--- START OF Supplied records ---
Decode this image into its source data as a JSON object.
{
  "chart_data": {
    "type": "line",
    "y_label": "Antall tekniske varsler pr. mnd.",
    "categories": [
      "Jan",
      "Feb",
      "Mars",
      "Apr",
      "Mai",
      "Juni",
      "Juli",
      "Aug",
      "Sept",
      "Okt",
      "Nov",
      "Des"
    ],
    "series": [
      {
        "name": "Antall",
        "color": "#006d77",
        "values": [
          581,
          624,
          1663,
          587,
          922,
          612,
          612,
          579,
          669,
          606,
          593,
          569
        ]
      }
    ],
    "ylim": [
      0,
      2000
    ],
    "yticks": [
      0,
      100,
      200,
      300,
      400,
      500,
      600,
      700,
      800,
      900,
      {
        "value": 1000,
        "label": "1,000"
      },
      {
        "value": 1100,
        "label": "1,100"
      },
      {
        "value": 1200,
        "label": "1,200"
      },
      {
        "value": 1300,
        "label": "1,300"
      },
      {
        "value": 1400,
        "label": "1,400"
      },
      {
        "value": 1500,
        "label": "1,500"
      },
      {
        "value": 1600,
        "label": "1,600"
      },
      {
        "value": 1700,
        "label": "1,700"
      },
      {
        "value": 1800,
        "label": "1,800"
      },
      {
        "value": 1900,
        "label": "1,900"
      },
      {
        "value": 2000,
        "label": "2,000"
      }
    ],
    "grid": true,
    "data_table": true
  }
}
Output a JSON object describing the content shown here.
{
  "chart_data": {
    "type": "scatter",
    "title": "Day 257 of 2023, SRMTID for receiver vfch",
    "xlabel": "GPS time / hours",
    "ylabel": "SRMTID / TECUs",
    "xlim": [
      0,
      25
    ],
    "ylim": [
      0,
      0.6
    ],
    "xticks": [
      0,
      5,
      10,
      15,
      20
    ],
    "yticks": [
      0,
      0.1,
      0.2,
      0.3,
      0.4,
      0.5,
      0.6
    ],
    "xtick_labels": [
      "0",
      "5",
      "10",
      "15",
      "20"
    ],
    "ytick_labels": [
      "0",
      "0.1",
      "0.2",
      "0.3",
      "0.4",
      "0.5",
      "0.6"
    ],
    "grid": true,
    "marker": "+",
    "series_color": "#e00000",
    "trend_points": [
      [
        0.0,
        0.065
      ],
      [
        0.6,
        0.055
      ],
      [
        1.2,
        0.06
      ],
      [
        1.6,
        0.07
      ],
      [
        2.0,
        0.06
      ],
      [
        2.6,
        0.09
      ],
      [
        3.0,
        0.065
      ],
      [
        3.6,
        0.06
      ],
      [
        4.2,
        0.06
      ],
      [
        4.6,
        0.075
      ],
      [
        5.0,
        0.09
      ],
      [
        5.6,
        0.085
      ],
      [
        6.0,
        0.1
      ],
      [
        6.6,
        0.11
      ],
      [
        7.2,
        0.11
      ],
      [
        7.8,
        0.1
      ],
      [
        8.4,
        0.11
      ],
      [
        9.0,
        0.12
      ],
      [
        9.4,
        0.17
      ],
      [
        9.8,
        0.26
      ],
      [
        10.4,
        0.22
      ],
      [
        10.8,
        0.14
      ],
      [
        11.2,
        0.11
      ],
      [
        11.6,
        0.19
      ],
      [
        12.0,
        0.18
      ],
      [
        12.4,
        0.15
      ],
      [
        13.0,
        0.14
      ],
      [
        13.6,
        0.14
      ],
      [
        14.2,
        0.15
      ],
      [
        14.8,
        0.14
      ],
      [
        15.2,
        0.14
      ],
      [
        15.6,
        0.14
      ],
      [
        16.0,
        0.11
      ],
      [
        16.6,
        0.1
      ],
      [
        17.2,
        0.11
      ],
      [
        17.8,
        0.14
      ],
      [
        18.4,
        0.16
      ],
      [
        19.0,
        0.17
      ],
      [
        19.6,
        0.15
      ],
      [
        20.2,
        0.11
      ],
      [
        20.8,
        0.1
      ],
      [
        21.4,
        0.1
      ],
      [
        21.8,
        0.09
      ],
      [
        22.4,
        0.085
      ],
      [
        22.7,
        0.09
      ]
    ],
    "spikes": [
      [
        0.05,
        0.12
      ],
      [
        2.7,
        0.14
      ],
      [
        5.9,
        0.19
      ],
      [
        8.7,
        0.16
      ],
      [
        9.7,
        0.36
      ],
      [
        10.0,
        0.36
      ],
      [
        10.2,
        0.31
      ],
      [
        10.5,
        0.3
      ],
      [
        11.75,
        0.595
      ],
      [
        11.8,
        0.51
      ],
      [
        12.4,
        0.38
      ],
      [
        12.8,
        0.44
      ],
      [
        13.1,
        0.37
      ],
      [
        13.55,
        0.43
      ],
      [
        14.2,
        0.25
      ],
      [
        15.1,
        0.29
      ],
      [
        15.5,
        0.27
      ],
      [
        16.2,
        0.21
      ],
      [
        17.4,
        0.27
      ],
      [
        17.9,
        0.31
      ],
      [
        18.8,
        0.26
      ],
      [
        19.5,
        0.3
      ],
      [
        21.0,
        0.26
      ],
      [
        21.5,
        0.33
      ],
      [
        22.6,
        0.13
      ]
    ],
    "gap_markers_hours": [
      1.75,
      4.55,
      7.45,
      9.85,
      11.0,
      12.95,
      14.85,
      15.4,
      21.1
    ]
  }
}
--- END OF Supplied records ---
--- What needs to be done ---
Transcribe each record exactly. Leave nothing out.

--- Written answer ---
Decode this image into its source data as a JSON object.
{
  "chart_data": {
    "type": "line",
    "y_label": "Antall tekniske varsler pr. mnd.",
    "categories": [
      "Jan",
      "Feb",
      "Mars",
      "Apr",
      "Mai",
      "Juni",
      "Juli",
      "Aug",
      "Sept",
      "Okt",
      "Nov",
      "Des"
    ],
    "series": [
      {
        "name": "Antall",
        "color": "#006d77",
        "values": [
          581,
          624,
          1663,
          587,
          922,
          612,
          612,
          579,
          669,
          606,
          593,
          569
        ]
      }
    ],
    "ylim": [
      0,
      2000
    ],
    "yticks": [
      0,
      100,
      200,
      300,
      400,
      500,
      600,
      700,
      800,
      900,
      {
        "value": 1000,
        "label": "1,000"
      },
      {
        "value": 1100,
        "label": "1,100"
      },
      {
        "value": 1200,
        "label": "1,200"
      },
      {
        "value": 1300,
        "label": "1,300"
      },
      {
        "value": 1400,
        "label": "1,400"
      },
      {
        "value": 1500,
        "label": "1,500"
      },
      {
        "value": 1600,
        "label": "1,600"
      },
      {
        "value": 1700,
        "label": "1,700"
      },
      {
        "value": 1800,
        "label": "1,800"
      },
      {
        "value": 1900,
        "label": "1,900"
      },
      {
        "value": 2000,
        "label": "2,000"
      }
    ],
    "grid": true,
    "data_table": true
  }
}
Output a JSON object describing the content shown here.
{
  "chart_data": {
    "type": "scatter",
    "title": "Day 257 of 2023, SRMTID for receiver vfch",
    "xlabel": "GPS time / hours",
    "ylabel": "SRMTID / TECUs",
    "xlim": [
      0,
      25
    ],
    "ylim": [
      0,
      0.6
    ],
    "xticks": [
      0,
      5,
      10,
      15,
      20
    ],
    "yticks": [
      0,
      0.1,
      0.2,
      0.3,
      0.4,
      0.5,
      0.6
    ],
    "xtick_labels": [
      "0",
      "5",
      "10",
      "15",
      "20"
    ],
    "ytick_labels": [
      "0",
      "0.1",
      "0.2",
      "0.3",
      "0.4",
      "0.5",
      "0.6"
    ],
    "grid": true,
    "marker": "+",
    "series_color": "#e00000",
    "trend_points": [
      [
        0.0,
        0.065
      ],
      [
        0.6,
        0.055
      ],
      [
        1.2,
        0.06
      ],
      [
        1.6,
        0.07
      ],
      [
        2.0,
        0.06
      ],
      [
        2.6,
        0.09
      ],
      [
        3.0,
        0.065
      ],
      [
        3.6,
        0.06
      ],
      [
        4.2,
        0.06
      ],
      [
        4.6,
        0.075
      ],
      [
        5.0,
        0.09
      ],
      [
        5.6,
        0.085
      ],
      [
        6.0,
        0.1
      ],
      [
        6.6,
        0.11
      ],
      [
        7.2,
        0.11
      ],
      [
        7.8,
        0.1
      ],
      [
        8.4,
        0.11
      ],
      [
        9.0,
        0.12
      ],
      [
        9.4,
        0.17
      ],
      [
        9.8,
        0.26
      ],
      [
        10.4,
        0.22
      ],
      [
        10.8,
        0.14
      ],
      [
        11.2,
        0.11
      ],
      [
        11.6,
        0.19
      ],
      [
        12.0,
        0.18
      ],
      [
        12.4,
        0.15
      ],
      [
        13.0,
        0.14
      ],
      [
        13.6,
        0.14
      ],
      [
        14.2,
        0.15
      ],
      [
        14.8,
        0.14
      ],
      [
        15.2,
        0.14
      ],
      [
        15.6,
        0.14
      ],
      [
        16.0,
        0.11
      ],
      [
        16.6,
        0.1
      ],
      [
        17.2,
        0.11
      ],
      [
        17.8,
        0.14
      ],
      [
        18.4,
        0.16
      ],
      [
        19.0,
        0.17
      ],
      [
        19.6,
        0.15
      ],
      [
        20.2,
        0.11
      ],
      [
        20.8,
        0.1
      ],
      [
        21.4,
        0.1
      ],
      [
        21.8,
        0.09
      ],
      [
        22.4,
        0.085
      ],
      [
        22.7,
        0.09
      ]
    ],
    "spikes": [
      [
        0.05,
        0.12
      ],
      [
        2.7,
        0.14
      ],
      [
        5.9,
        0.19
      ],
      [
        8.7,
        0.16
      ],
      [
        9.7,
        0.36
      ],
      [
        10.0,
        0.36
      ],
      [
        10.2,
        0.31
      ],
      [
        10.5,
        0.3
      ],
      [
        11.75,
        0.595
      ],
      [
        11.8,
        0.51
      ],
      [
        12.4,
        0.38
      ],
      [
        12.8,
        0.44
      ],
      [
        13.1,
        0.37
      ],
      [
        13.55,
        0.43
      ],
      [
        14.2,
        0.25
      ],
      [
        15.1,
        0.29
      ],
      [
        15.5,
        0.27
      ],
      [
        16.2,
        0.21
      ],
      [
        17.4,
        0.27
      ],
      [
        17.9,
        0.31
      ],
      [
        18.8,
        0.26
      ],
      [
        19.5,
        0.3
      ],
      [
        21.0,
        0.26
      ],
      [
        21.5,
        0.33
      ],
      [
        22.6,
        0.13
      ]
    ],
    "gap_markers_hours": [
      1.75,
      4.55,
      7.45,
      9.85,
      11.0,
      12.95,
      14.85,
      15.4,
      21.1
    ]
  }
}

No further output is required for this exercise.